— Do this —
Can you update these items so that every "data-point" becomes "data-marker", leaving everything else unchanged and the pictures out?

— Source material —
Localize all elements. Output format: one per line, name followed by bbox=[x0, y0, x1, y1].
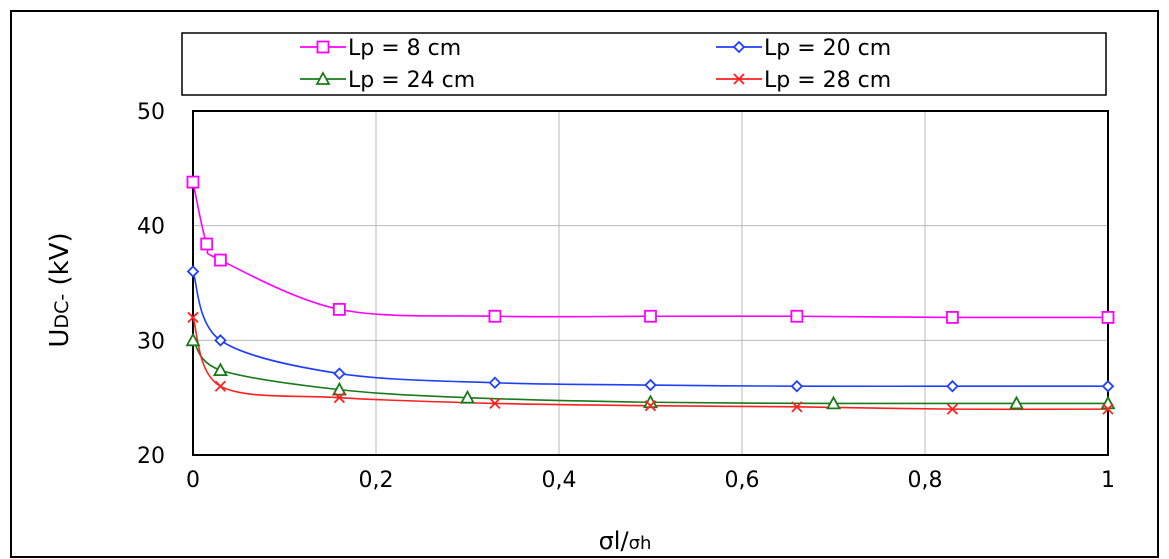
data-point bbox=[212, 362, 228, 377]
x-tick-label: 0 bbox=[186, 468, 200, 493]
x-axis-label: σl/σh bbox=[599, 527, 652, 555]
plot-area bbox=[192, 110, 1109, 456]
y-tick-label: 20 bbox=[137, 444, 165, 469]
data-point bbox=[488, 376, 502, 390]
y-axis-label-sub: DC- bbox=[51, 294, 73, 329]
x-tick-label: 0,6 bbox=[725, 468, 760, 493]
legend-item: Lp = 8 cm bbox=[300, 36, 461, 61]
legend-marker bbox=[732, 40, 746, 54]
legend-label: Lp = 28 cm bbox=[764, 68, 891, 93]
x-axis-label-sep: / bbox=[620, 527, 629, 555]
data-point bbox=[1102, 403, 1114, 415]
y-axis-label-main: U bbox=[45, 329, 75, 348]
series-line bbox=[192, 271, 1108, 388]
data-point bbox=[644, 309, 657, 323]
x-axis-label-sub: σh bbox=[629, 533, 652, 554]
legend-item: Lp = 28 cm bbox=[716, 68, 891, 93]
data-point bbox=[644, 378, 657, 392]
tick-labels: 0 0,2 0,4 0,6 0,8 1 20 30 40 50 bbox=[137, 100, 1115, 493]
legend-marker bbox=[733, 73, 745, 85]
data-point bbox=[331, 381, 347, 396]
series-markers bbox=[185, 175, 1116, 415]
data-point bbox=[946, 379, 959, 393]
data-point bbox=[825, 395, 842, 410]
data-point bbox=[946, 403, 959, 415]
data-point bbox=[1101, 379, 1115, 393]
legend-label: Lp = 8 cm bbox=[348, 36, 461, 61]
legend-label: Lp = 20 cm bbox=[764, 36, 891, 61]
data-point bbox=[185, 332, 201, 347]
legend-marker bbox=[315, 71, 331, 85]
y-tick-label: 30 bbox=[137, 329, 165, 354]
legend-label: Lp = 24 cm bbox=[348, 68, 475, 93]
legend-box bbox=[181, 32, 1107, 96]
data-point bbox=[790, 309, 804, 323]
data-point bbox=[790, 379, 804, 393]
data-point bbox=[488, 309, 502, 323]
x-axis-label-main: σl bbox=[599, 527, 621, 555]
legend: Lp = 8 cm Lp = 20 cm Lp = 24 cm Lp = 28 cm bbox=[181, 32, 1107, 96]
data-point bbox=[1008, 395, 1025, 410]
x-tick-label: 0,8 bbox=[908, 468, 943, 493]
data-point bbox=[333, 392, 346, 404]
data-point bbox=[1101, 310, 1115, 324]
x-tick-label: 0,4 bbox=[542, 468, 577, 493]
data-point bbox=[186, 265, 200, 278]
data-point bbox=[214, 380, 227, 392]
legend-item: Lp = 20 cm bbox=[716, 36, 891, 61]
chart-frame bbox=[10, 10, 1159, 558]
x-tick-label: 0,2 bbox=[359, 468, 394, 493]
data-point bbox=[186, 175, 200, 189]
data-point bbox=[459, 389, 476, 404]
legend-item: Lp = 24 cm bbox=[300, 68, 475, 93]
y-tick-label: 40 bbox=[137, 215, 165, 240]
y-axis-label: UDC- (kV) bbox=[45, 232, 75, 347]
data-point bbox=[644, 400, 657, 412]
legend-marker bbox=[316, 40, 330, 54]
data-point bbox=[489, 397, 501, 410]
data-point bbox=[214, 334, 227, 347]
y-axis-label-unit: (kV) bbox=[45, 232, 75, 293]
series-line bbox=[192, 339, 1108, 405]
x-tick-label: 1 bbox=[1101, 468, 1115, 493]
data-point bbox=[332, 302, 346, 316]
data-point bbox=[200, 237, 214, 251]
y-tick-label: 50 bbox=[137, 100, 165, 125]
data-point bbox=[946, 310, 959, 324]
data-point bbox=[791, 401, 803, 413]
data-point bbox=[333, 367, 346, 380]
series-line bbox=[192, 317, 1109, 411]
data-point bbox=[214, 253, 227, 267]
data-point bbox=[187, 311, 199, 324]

— Response —
Localize all elements. Output format: one per line, name followed by bbox=[x0, y0, x1, y1].
data-marker bbox=[212, 362, 228, 377]
x-tick-label: 0 bbox=[186, 468, 200, 493]
x-axis-label: σl/σh bbox=[599, 527, 652, 555]
plot-area bbox=[192, 110, 1109, 456]
y-tick-label: 20 bbox=[137, 444, 165, 469]
data-marker bbox=[488, 376, 502, 390]
y-axis-label-sub: DC- bbox=[51, 294, 73, 329]
x-tick-label: 0,6 bbox=[725, 468, 760, 493]
legend-item: Lp = 8 cm bbox=[300, 36, 461, 61]
legend-marker bbox=[732, 40, 746, 54]
legend-label: Lp = 28 cm bbox=[764, 68, 891, 93]
x-axis-label-sep: / bbox=[620, 527, 629, 555]
data-marker bbox=[1102, 403, 1114, 415]
y-axis-label-main: U bbox=[45, 329, 75, 348]
series-line bbox=[192, 271, 1108, 388]
data-marker bbox=[644, 309, 657, 323]
x-axis-label-sub: σh bbox=[629, 533, 652, 554]
legend-item: Lp = 28 cm bbox=[716, 68, 891, 93]
data-marker bbox=[644, 378, 657, 392]
tick-labels: 0 0,2 0,4 0,6 0,8 1 20 30 40 50 bbox=[137, 100, 1115, 493]
legend-marker bbox=[733, 73, 745, 85]
data-marker bbox=[331, 381, 347, 396]
series-markers bbox=[185, 175, 1116, 415]
data-marker bbox=[946, 379, 959, 393]
data-marker bbox=[825, 395, 842, 410]
data-marker bbox=[946, 403, 959, 415]
data-marker bbox=[1101, 379, 1115, 393]
legend-label: Lp = 8 cm bbox=[348, 36, 461, 61]
legend-label: Lp = 20 cm bbox=[764, 36, 891, 61]
data-marker bbox=[185, 332, 201, 347]
legend-marker bbox=[315, 71, 331, 85]
y-tick-label: 30 bbox=[137, 329, 165, 354]
legend-label: Lp = 24 cm bbox=[348, 68, 475, 93]
legend-box bbox=[181, 32, 1107, 96]
data-marker bbox=[790, 309, 804, 323]
data-marker bbox=[790, 379, 804, 393]
data-marker bbox=[488, 309, 502, 323]
x-axis-label-main: σl bbox=[599, 527, 621, 555]
legend: Lp = 8 cm Lp = 20 cm Lp = 24 cm Lp = 28 cm bbox=[181, 32, 1107, 96]
data-marker bbox=[1008, 395, 1025, 410]
x-tick-label: 0,8 bbox=[908, 468, 943, 493]
data-marker bbox=[333, 392, 346, 404]
data-marker bbox=[1101, 310, 1115, 324]
x-tick-label: 0,4 bbox=[542, 468, 577, 493]
data-marker bbox=[186, 265, 200, 278]
data-marker bbox=[214, 380, 227, 392]
legend-item: Lp = 20 cm bbox=[716, 36, 891, 61]
chart-frame bbox=[10, 10, 1159, 558]
x-tick-label: 0,2 bbox=[359, 468, 394, 493]
data-marker bbox=[186, 175, 200, 189]
data-marker bbox=[459, 389, 476, 404]
legend-item: Lp = 24 cm bbox=[300, 68, 475, 93]
y-tick-label: 40 bbox=[137, 215, 165, 240]
y-axis-label: UDC- (kV) bbox=[45, 232, 75, 347]
data-marker bbox=[644, 400, 657, 412]
legend-marker bbox=[316, 40, 330, 54]
data-marker bbox=[489, 397, 501, 410]
data-marker bbox=[214, 334, 227, 347]
y-axis-label-unit: (kV) bbox=[45, 232, 75, 293]
series-line bbox=[192, 339, 1108, 405]
x-tick-label: 1 bbox=[1101, 468, 1115, 493]
data-marker bbox=[332, 302, 346, 316]
data-marker bbox=[200, 237, 214, 251]
y-tick-label: 50 bbox=[137, 100, 165, 125]
data-marker bbox=[946, 310, 959, 324]
data-marker bbox=[791, 401, 803, 413]
data-marker bbox=[333, 367, 346, 380]
series-line bbox=[192, 317, 1109, 411]
data-marker bbox=[214, 253, 227, 267]
data-marker bbox=[187, 311, 199, 324]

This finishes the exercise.